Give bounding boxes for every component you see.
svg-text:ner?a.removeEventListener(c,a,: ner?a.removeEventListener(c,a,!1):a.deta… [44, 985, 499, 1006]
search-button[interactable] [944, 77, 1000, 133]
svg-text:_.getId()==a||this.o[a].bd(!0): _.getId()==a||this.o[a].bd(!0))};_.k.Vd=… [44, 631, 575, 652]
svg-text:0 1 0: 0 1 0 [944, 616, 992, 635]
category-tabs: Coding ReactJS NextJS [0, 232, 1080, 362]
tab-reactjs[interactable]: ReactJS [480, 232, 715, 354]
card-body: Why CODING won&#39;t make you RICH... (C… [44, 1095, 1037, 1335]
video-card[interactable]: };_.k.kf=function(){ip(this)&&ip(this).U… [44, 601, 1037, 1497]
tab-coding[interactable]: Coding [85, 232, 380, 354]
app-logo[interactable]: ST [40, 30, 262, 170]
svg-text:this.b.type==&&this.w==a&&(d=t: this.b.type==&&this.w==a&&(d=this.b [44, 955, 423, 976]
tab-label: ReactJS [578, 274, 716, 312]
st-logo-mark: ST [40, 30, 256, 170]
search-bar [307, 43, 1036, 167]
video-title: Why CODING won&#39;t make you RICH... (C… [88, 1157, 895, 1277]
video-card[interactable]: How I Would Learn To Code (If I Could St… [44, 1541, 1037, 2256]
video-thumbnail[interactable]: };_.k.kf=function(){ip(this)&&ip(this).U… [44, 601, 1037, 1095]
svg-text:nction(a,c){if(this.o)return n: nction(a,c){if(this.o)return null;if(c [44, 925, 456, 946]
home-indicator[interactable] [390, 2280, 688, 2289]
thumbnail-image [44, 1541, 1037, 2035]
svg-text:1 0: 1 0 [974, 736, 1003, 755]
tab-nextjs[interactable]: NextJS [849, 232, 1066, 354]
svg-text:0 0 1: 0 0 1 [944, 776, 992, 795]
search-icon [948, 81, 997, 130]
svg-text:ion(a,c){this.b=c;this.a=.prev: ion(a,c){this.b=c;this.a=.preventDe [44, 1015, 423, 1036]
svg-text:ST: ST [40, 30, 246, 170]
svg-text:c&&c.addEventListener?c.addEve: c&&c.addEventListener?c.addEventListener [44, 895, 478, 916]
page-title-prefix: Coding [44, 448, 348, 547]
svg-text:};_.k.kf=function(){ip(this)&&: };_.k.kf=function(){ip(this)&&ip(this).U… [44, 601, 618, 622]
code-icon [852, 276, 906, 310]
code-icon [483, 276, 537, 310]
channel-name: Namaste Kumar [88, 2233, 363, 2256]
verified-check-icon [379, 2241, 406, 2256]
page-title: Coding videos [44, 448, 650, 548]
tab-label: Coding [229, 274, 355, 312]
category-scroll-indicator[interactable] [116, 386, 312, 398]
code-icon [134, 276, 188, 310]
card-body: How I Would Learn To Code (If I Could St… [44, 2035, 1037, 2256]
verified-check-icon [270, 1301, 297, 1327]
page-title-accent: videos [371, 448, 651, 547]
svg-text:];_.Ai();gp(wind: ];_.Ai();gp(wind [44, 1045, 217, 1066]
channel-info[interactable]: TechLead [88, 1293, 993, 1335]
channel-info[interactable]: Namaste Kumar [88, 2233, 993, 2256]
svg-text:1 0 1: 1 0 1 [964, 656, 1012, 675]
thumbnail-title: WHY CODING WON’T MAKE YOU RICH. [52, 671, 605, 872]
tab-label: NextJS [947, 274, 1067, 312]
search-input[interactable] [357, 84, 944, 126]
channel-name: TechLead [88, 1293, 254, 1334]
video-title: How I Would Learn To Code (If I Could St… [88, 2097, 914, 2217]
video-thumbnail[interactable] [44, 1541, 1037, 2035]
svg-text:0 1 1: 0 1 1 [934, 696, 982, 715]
^^^^
PROMPT
Return the material exactly as it appears, from its first line through the line containing "page-title-prefix: Coding [44, 448, 348, 547]", including both of those lines.

REPLY TO THE TASK
Give bounding boxes for every component you see.
svg-text:ner?a.removeEventListener(c,a,: ner?a.removeEventListener(c,a,!1):a.deta… [44, 985, 499, 1006]
search-button[interactable] [944, 77, 1000, 133]
svg-text:_.getId()==a||this.o[a].bd(!0): _.getId()==a||this.o[a].bd(!0))};_.k.Vd=… [44, 631, 575, 652]
svg-text:0 1 0: 0 1 0 [944, 616, 992, 635]
category-tabs: Coding ReactJS NextJS [0, 232, 1080, 362]
tab-reactjs[interactable]: ReactJS [480, 232, 715, 354]
card-body: Why CODING won&#39;t make you RICH... (C… [44, 1095, 1037, 1335]
video-card[interactable]: };_.k.kf=function(){ip(this)&&ip(this).U… [44, 601, 1037, 1497]
tab-coding[interactable]: Coding [85, 232, 380, 354]
app-logo[interactable]: ST [40, 30, 262, 170]
svg-text:this.b.type==&&this.w==a&&(d=t: this.b.type==&&this.w==a&&(d=this.b [44, 955, 423, 976]
tab-label: ReactJS [578, 274, 716, 312]
st-logo-mark: ST [40, 30, 256, 170]
search-bar [307, 43, 1036, 167]
video-title: Why CODING won&#39;t make you RICH... (C… [88, 1157, 895, 1277]
video-card[interactable]: How I Would Learn To Code (If I Could St… [44, 1541, 1037, 2256]
video-thumbnail[interactable]: };_.k.kf=function(){ip(this)&&ip(this).U… [44, 601, 1037, 1095]
svg-text:nction(a,c){if(this.o)return n: nction(a,c){if(this.o)return null;if(c [44, 925, 456, 946]
home-indicator[interactable] [390, 2280, 688, 2289]
thumbnail-image [44, 1541, 1037, 2035]
svg-text:1 0: 1 0 [974, 736, 1003, 755]
tab-nextjs[interactable]: NextJS [849, 232, 1066, 354]
svg-text:0 0 1: 0 0 1 [944, 776, 992, 795]
search-icon [948, 81, 997, 130]
svg-text:ion(a,c){this.b=c;this.a=.prev: ion(a,c){this.b=c;this.a=.preventDe [44, 1015, 423, 1036]
svg-text:ST: ST [40, 30, 246, 170]
svg-text:c&&c.addEventListener?c.addEve: c&&c.addEventListener?c.addEventListener [44, 895, 478, 916]
page-title-prefix: Coding [44, 448, 348, 547]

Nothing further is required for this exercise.